* Work to complete
Return all of the data exactly as written, without the pictures.

╭─ Stored records

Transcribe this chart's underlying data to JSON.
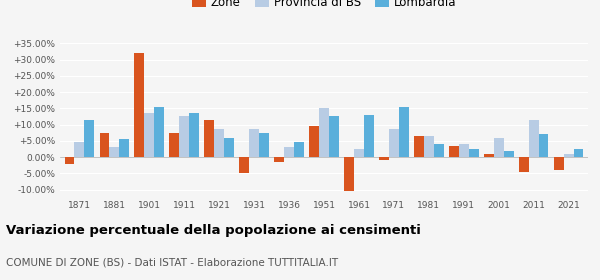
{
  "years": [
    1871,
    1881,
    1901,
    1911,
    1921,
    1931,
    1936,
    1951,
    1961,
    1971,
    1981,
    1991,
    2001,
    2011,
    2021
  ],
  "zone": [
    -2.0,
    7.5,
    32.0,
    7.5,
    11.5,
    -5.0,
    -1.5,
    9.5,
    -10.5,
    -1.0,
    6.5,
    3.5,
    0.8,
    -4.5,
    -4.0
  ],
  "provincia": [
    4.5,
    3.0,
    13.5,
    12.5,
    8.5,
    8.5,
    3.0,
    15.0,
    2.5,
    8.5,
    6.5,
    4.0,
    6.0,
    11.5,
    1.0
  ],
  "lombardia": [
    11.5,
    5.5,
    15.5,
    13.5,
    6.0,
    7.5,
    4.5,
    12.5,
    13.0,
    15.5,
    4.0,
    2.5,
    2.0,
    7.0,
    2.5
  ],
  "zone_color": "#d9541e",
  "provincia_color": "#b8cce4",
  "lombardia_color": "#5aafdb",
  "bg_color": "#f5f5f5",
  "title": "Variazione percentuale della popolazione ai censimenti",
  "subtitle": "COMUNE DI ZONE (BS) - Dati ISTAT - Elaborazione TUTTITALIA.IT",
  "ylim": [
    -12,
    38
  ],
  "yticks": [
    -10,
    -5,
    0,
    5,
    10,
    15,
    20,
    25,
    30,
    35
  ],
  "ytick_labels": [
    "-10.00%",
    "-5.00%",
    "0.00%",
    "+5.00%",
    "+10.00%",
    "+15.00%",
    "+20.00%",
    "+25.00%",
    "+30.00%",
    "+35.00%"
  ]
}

╰─

* Result
Transcribe this chart's underlying data to JSON.
{
  "years": [
    1871,
    1881,
    1901,
    1911,
    1921,
    1931,
    1936,
    1951,
    1961,
    1971,
    1981,
    1991,
    2001,
    2011,
    2021
  ],
  "zone": [
    -2.0,
    7.5,
    32.0,
    7.5,
    11.5,
    -5.0,
    -1.5,
    9.5,
    -10.5,
    -1.0,
    6.5,
    3.5,
    0.8,
    -4.5,
    -4.0
  ],
  "provincia": [
    4.5,
    3.0,
    13.5,
    12.5,
    8.5,
    8.5,
    3.0,
    15.0,
    2.5,
    8.5,
    6.5,
    4.0,
    6.0,
    11.5,
    1.0
  ],
  "lombardia": [
    11.5,
    5.5,
    15.5,
    13.5,
    6.0,
    7.5,
    4.5,
    12.5,
    13.0,
    15.5,
    4.0,
    2.5,
    2.0,
    7.0,
    2.5
  ],
  "zone_color": "#d9541e",
  "provincia_color": "#b8cce4",
  "lombardia_color": "#5aafdb",
  "bg_color": "#f5f5f5",
  "title": "Variazione percentuale della popolazione ai censimenti",
  "subtitle": "COMUNE DI ZONE (BS) - Dati ISTAT - Elaborazione TUTTITALIA.IT",
  "ylim": [
    -12,
    38
  ],
  "yticks": [
    -10,
    -5,
    0,
    5,
    10,
    15,
    20,
    25,
    30,
    35
  ],
  "ytick_labels": [
    "-10.00%",
    "-5.00%",
    "0.00%",
    "+5.00%",
    "+10.00%",
    "+15.00%",
    "+20.00%",
    "+25.00%",
    "+30.00%",
    "+35.00%"
  ]
}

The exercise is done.